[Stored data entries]

§ §

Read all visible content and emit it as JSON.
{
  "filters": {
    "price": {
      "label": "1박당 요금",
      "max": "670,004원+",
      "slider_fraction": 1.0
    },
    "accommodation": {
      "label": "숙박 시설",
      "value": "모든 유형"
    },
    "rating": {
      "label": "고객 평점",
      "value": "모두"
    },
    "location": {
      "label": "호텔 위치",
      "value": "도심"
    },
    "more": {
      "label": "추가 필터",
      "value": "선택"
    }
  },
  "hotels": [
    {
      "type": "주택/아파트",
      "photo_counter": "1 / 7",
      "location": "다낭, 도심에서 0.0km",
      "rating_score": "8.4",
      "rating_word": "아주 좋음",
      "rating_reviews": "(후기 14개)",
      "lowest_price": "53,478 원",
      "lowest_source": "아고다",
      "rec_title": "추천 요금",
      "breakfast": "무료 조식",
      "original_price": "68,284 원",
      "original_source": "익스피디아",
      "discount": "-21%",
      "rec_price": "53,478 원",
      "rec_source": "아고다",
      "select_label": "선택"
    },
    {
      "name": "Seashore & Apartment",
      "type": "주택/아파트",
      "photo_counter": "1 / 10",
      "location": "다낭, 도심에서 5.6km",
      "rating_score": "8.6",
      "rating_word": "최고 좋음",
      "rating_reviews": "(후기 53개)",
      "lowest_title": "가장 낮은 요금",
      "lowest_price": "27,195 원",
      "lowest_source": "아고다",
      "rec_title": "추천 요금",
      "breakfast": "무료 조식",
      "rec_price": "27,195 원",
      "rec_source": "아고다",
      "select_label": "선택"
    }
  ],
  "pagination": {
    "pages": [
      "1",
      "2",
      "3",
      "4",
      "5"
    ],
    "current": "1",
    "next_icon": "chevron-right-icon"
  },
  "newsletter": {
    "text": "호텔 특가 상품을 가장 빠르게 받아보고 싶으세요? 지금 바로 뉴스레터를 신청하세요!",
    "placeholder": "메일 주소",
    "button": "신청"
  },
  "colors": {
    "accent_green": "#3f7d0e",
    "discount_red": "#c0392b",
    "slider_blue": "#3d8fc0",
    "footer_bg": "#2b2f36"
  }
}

§ §

:: Work to complete ::
Collect from the data above every line that includes "location".

:: Solution ::
    "location": {
      "location": "다낭, 도심에서 0.0km",
      "location": "다낭, 도심에서 5.6km",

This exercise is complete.